## Working data
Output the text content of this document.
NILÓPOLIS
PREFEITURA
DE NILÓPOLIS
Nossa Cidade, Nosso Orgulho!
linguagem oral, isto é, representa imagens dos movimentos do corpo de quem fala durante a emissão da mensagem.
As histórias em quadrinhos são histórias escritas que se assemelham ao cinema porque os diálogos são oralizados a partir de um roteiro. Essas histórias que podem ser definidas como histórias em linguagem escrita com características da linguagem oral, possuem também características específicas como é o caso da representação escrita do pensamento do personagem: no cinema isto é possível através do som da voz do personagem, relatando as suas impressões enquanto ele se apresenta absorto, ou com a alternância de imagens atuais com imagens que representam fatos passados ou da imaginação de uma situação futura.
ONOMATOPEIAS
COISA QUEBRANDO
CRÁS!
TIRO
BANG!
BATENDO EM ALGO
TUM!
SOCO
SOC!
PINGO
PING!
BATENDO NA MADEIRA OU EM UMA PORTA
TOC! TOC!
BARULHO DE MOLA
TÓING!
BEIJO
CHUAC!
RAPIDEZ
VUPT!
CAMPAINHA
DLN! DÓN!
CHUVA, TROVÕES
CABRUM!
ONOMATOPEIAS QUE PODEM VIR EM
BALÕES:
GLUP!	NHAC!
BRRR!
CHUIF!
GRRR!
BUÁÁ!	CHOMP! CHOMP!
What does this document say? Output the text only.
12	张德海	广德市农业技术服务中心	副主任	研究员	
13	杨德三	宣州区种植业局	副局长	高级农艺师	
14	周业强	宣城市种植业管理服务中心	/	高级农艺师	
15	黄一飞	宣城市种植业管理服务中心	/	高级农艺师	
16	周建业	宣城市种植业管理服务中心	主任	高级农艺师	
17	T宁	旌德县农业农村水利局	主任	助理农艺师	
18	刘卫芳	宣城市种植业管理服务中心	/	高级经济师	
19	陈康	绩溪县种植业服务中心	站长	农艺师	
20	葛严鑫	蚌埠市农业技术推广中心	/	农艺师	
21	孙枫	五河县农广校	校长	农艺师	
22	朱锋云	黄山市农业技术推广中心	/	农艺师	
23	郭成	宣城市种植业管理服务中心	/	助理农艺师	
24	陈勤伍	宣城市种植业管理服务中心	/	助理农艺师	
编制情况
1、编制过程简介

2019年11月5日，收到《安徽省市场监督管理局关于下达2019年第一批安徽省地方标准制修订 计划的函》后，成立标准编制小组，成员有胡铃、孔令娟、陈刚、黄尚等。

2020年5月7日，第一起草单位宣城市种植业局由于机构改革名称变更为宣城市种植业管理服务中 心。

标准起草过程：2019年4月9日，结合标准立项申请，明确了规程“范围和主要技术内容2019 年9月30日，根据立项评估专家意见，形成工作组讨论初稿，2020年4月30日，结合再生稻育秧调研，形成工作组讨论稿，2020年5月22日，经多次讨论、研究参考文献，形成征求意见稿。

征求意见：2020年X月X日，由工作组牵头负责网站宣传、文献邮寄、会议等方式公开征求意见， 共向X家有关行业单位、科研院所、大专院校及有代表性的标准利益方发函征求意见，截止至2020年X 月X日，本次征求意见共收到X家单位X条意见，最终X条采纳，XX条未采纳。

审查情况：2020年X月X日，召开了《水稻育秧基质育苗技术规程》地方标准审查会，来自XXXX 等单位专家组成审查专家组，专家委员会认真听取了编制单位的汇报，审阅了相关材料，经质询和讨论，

## Directions
Using the listing above, retype each line exactly.

## Task solution
Output the text content of this document.
NILÓPOLIS
PREFEITURA
DE NILÓPOLIS
Nossa Cidade, Nosso Orgulho!
linguagem oral, isto é, representa imagens dos movimentos do corpo de quem fala durante a emissão da mensagem.
As histórias em quadrinhos são histórias escritas que se assemelham ao cinema porque os diálogos são oralizados a partir de um roteiro. Essas histórias que podem ser definidas como histórias em linguagem escrita com características da linguagem oral, possuem também características específicas como é o caso da representação escrita do pensamento do personagem: no cinema isto é possível através do som da voz do personagem, relatando as suas impressões enquanto ele se apresenta absorto, ou com a alternância de imagens atuais com imagens que representam fatos passados ou da imaginação de uma situação futura.
ONOMATOPEIAS
COISA QUEBRANDO
CRÁS!
TIRO
BANG!
BATENDO EM ALGO
TUM!
SOCO
SOC!
PINGO
PING!
BATENDO NA MADEIRA OU EM UMA PORTA
TOC! TOC!
BARULHO DE MOLA
TÓING!
BEIJO
CHUAC!
RAPIDEZ
VUPT!
CAMPAINHA
DLN! DÓN!
CHUVA, TROVÕES
CABRUM!
ONOMATOPEIAS QUE PODEM VIR EM
BALÕES:
GLUP!	NHAC!
BRRR!
CHUIF!
GRRR!
BUÁÁ!	CHOMP! CHOMP!
What does this document say? Output the text only.
12	张德海	广德市农业技术服务中心	副主任	研究员	
13	杨德三	宣州区种植业局	副局长	高级农艺师	
14	周业强	宣城市种植业管理服务中心	/	高级农艺师	
15	黄一飞	宣城市种植业管理服务中心	/	高级农艺师	
16	周建业	宣城市种植业管理服务中心	主任	高级农艺师	
17	T宁	旌德县农业农村水利局	主任	助理农艺师	
18	刘卫芳	宣城市种植业管理服务中心	/	高级经济师	
19	陈康	绩溪县种植业服务中心	站长	农艺师	
20	葛严鑫	蚌埠市农业技术推广中心	/	农艺师	
21	孙枫	五河县农广校	校长	农艺师	
22	朱锋云	黄山市农业技术推广中心	/	农艺师	
23	郭成	宣城市种植业管理服务中心	/	助理农艺师	
24	陈勤伍	宣城市种植业管理服务中心	/	助理农艺师	
编制情况
1、编制过程简介

2019年11月5日，收到《安徽省市场监督管理局关于下达2019年第一批安徽省地方标准制修订 计划的函》后，成立标准编制小组，成员有胡铃、孔令娟、陈刚、黄尚等。

2020年5月7日，第一起草单位宣城市种植业局由于机构改革名称变更为宣城市种植业管理服务中 心。

标准起草过程：2019年4月9日，结合标准立项申请，明确了规程“范围和主要技术内容2019 年9月30日，根据立项评估专家意见，形成工作组讨论初稿，2020年4月30日，结合再生稻育秧调研，形成工作组讨论稿，2020年5月22日，经多次讨论、研究参考文献，形成征求意见稿。

征求意见：2020年X月X日，由工作组牵头负责网站宣传、文献邮寄、会议等方式公开征求意见， 共向X家有关行业单位、科研院所、大专院校及有代表性的标准利益方发函征求意见，截止至2020年X 月X日，本次征求意见共收到X家单位X条意见，最终X条采纳，XX条未采纳。

审查情况：2020年X月X日，召开了《水稻育秧基质育苗技术规程》地方标准审查会，来自XXXX 等单位专家组成审查专家组，专家委员会认真听取了编制单位的汇报，审阅了相关材料，经质询和讨论，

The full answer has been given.